▶ _Stored items from a collection_:
========================================

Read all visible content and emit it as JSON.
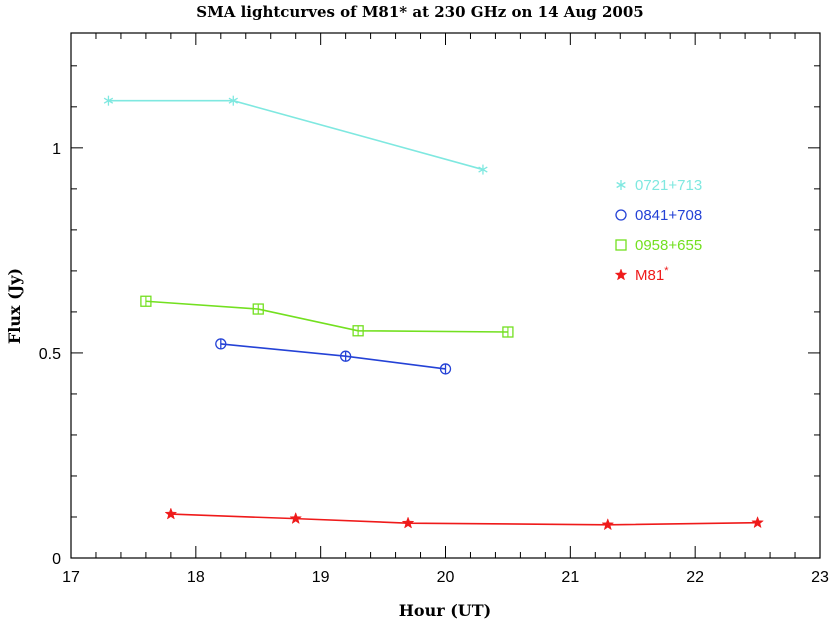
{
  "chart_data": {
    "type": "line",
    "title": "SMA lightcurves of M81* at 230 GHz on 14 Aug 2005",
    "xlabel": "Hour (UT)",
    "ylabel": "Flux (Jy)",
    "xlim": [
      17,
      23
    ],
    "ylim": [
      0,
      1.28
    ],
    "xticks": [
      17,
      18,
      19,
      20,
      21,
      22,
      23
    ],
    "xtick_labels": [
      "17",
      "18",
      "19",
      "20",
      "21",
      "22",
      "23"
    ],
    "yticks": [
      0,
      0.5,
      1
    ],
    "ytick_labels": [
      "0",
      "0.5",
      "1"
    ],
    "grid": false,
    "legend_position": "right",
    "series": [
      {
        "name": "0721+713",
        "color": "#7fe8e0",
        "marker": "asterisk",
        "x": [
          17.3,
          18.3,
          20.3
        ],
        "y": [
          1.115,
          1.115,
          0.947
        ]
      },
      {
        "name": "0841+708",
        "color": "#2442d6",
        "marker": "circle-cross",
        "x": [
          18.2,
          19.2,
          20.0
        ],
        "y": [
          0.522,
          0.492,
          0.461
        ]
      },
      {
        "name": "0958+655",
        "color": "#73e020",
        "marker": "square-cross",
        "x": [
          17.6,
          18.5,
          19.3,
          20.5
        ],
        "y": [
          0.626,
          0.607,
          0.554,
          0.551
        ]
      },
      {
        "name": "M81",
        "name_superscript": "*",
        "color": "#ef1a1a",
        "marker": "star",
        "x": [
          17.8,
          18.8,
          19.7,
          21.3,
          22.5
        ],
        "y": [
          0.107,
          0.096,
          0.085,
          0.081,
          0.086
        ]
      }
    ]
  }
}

========================================

▶ _INSTRUCTIONS TO FOLLOW_:
Count every line bearing the word "color"; report the total only.

▶ _WRITTEN ANSWER_:
4